■ **Given instruction**: Your task is to copy every line of this material exactly.

─── Input for this task

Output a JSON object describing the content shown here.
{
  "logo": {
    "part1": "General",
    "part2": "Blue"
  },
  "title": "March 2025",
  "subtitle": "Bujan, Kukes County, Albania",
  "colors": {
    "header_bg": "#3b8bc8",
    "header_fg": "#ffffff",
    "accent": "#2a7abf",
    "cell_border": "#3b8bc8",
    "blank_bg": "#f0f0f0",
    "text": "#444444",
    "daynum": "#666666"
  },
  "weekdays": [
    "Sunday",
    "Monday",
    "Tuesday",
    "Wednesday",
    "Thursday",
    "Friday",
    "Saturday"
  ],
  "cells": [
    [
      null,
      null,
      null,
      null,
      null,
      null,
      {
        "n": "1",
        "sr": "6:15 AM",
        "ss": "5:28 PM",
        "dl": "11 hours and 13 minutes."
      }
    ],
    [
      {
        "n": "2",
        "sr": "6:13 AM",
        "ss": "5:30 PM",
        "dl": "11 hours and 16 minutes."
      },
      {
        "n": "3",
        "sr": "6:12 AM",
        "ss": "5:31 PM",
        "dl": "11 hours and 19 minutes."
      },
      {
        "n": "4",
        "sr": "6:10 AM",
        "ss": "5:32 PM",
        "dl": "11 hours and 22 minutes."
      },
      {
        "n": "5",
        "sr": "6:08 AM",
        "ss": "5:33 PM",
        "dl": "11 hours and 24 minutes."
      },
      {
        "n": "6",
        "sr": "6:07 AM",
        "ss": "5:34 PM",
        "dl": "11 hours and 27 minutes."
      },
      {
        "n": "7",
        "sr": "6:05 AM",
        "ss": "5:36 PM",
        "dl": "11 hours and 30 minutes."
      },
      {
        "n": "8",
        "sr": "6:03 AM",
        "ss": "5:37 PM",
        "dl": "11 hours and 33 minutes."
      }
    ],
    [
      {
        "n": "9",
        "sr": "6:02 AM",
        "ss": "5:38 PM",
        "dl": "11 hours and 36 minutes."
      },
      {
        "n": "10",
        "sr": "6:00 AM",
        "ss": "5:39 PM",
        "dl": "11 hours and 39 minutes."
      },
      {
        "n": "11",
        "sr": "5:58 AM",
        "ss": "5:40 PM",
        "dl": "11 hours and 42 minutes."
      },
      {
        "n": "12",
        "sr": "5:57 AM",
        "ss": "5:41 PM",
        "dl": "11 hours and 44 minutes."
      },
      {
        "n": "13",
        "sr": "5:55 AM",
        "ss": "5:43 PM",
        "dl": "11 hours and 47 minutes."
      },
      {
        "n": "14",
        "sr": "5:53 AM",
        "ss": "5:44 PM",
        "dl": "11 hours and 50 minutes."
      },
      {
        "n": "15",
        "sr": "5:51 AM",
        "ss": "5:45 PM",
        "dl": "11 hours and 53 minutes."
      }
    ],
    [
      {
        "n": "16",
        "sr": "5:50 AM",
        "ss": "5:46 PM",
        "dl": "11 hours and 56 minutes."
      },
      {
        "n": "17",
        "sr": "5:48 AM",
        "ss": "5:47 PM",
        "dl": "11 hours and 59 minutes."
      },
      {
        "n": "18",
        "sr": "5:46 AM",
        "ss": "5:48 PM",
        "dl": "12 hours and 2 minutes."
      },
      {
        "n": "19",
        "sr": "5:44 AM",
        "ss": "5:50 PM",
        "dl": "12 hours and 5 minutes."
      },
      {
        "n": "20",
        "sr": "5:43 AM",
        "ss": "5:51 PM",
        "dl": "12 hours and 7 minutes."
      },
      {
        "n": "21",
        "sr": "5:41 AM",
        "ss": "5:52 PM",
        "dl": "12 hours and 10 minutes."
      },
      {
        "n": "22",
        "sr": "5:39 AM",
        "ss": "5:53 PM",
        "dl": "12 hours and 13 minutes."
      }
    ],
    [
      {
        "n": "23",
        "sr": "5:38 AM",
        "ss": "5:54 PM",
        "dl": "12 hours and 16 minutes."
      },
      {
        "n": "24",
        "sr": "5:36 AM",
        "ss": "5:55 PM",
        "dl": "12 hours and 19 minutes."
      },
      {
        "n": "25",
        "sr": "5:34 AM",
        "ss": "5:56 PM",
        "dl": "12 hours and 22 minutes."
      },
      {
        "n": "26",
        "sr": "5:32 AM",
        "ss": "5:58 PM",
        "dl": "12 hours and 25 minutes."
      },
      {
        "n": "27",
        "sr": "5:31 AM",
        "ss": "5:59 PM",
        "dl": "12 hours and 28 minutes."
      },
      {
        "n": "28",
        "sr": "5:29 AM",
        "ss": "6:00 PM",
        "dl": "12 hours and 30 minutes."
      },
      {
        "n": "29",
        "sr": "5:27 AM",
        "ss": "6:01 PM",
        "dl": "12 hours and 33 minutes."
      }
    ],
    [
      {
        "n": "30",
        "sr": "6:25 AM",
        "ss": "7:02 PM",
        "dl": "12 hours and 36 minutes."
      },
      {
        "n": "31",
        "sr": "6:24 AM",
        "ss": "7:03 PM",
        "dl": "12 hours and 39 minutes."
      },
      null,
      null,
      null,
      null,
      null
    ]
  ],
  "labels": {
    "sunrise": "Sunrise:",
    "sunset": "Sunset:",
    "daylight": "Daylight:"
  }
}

──────

■ **Full solution**:
Output a JSON object describing the content shown here.
{
  "logo": {
    "part1": "General",
    "part2": "Blue"
  },
  "title": "March 2025",
  "subtitle": "Bujan, Kukes County, Albania",
  "colors": {
    "header_bg": "#3b8bc8",
    "header_fg": "#ffffff",
    "accent": "#2a7abf",
    "cell_border": "#3b8bc8",
    "blank_bg": "#f0f0f0",
    "text": "#444444",
    "daynum": "#666666"
  },
  "weekdays": [
    "Sunday",
    "Monday",
    "Tuesday",
    "Wednesday",
    "Thursday",
    "Friday",
    "Saturday"
  ],
  "cells": [
    [
      null,
      null,
      null,
      null,
      null,
      null,
      {
        "n": "1",
        "sr": "6:15 AM",
        "ss": "5:28 PM",
        "dl": "11 hours and 13 minutes."
      }
    ],
    [
      {
        "n": "2",
        "sr": "6:13 AM",
        "ss": "5:30 PM",
        "dl": "11 hours and 16 minutes."
      },
      {
        "n": "3",
        "sr": "6:12 AM",
        "ss": "5:31 PM",
        "dl": "11 hours and 19 minutes."
      },
      {
        "n": "4",
        "sr": "6:10 AM",
        "ss": "5:32 PM",
        "dl": "11 hours and 22 minutes."
      },
      {
        "n": "5",
        "sr": "6:08 AM",
        "ss": "5:33 PM",
        "dl": "11 hours and 24 minutes."
      },
      {
        "n": "6",
        "sr": "6:07 AM",
        "ss": "5:34 PM",
        "dl": "11 hours and 27 minutes."
      },
      {
        "n": "7",
        "sr": "6:05 AM",
        "ss": "5:36 PM",
        "dl": "11 hours and 30 minutes."
      },
      {
        "n": "8",
        "sr": "6:03 AM",
        "ss": "5:37 PM",
        "dl": "11 hours and 33 minutes."
      }
    ],
    [
      {
        "n": "9",
        "sr": "6:02 AM",
        "ss": "5:38 PM",
        "dl": "11 hours and 36 minutes."
      },
      {
        "n": "10",
        "sr": "6:00 AM",
        "ss": "5:39 PM",
        "dl": "11 hours and 39 minutes."
      },
      {
        "n": "11",
        "sr": "5:58 AM",
        "ss": "5:40 PM",
        "dl": "11 hours and 42 minutes."
      },
      {
        "n": "12",
        "sr": "5:57 AM",
        "ss": "5:41 PM",
        "dl": "11 hours and 44 minutes."
      },
      {
        "n": "13",
        "sr": "5:55 AM",
        "ss": "5:43 PM",
        "dl": "11 hours and 47 minutes."
      },
      {
        "n": "14",
        "sr": "5:53 AM",
        "ss": "5:44 PM",
        "dl": "11 hours and 50 minutes."
      },
      {
        "n": "15",
        "sr": "5:51 AM",
        "ss": "5:45 PM",
        "dl": "11 hours and 53 minutes."
      }
    ],
    [
      {
        "n": "16",
        "sr": "5:50 AM",
        "ss": "5:46 PM",
        "dl": "11 hours and 56 minutes."
      },
      {
        "n": "17",
        "sr": "5:48 AM",
        "ss": "5:47 PM",
        "dl": "11 hours and 59 minutes."
      },
      {
        "n": "18",
        "sr": "5:46 AM",
        "ss": "5:48 PM",
        "dl": "12 hours and 2 minutes."
      },
      {
        "n": "19",
        "sr": "5:44 AM",
        "ss": "5:50 PM",
        "dl": "12 hours and 5 minutes."
      },
      {
        "n": "20",
        "sr": "5:43 AM",
        "ss": "5:51 PM",
        "dl": "12 hours and 7 minutes."
      },
      {
        "n": "21",
        "sr": "5:41 AM",
        "ss": "5:52 PM",
        "dl": "12 hours and 10 minutes."
      },
      {
        "n": "22",
        "sr": "5:39 AM",
        "ss": "5:53 PM",
        "dl": "12 hours and 13 minutes."
      }
    ],
    [
      {
        "n": "23",
        "sr": "5:38 AM",
        "ss": "5:54 PM",
        "dl": "12 hours and 16 minutes."
      },
      {
        "n": "24",
        "sr": "5:36 AM",
        "ss": "5:55 PM",
        "dl": "12 hours and 19 minutes."
      },
      {
        "n": "25",
        "sr": "5:34 AM",
        "ss": "5:56 PM",
        "dl": "12 hours and 22 minutes."
      },
      {
        "n": "26",
        "sr": "5:32 AM",
        "ss": "5:58 PM",
        "dl": "12 hours and 25 minutes."
      },
      {
        "n": "27",
        "sr": "5:31 AM",
        "ss": "5:59 PM",
        "dl": "12 hours and 28 minutes."
      },
      {
        "n": "28",
        "sr": "5:29 AM",
        "ss": "6:00 PM",
        "dl": "12 hours and 30 minutes."
      },
      {
        "n": "29",
        "sr": "5:27 AM",
        "ss": "6:01 PM",
        "dl": "12 hours and 33 minutes."
      }
    ],
    [
      {
        "n": "30",
        "sr": "6:25 AM",
        "ss": "7:02 PM",
        "dl": "12 hours and 36 minutes."
      },
      {
        "n": "31",
        "sr": "6:24 AM",
        "ss": "7:03 PM",
        "dl": "12 hours and 39 minutes."
      },
      null,
      null,
      null,
      null,
      null
    ]
  ],
  "labels": {
    "sunrise": "Sunrise:",
    "sunset": "Sunset:",
    "daylight": "Daylight:"
  }
}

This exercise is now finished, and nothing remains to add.